Give all of the lines again, with nothing added or dropped.

**Dataset rows:**
BEGIN

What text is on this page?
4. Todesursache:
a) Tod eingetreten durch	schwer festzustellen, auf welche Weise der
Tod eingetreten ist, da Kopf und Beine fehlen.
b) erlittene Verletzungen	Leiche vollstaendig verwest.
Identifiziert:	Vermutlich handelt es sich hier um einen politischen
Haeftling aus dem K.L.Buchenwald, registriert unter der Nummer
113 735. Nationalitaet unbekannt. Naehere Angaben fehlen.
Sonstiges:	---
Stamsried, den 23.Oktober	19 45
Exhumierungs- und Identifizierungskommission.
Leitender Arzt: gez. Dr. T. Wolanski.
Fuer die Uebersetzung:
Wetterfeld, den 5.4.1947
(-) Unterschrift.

END

**Problem solution:**
What text is on this page?
4. Todesursache:
a) Tod eingetreten durch	schwer festzustellen, auf welche Weise der
Tod eingetreten ist, da Kopf und Beine fehlen.
b) erlittene Verletzungen	Leiche vollstaendig verwest.
Identifiziert:	Vermutlich handelt es sich hier um einen politischen
Haeftling aus dem K.L.Buchenwald, registriert unter der Nummer
113 735. Nationalitaet unbekannt. Naehere Angaben fehlen.
Sonstiges:	---
Stamsried, den 23.Oktober	19 45
Exhumierungs- und Identifizierungskommission.
Leitender Arzt: gez. Dr. T. Wolanski.
Fuer die Uebersetzung:
Wetterfeld, den 5.4.1947
(-) Unterschrift.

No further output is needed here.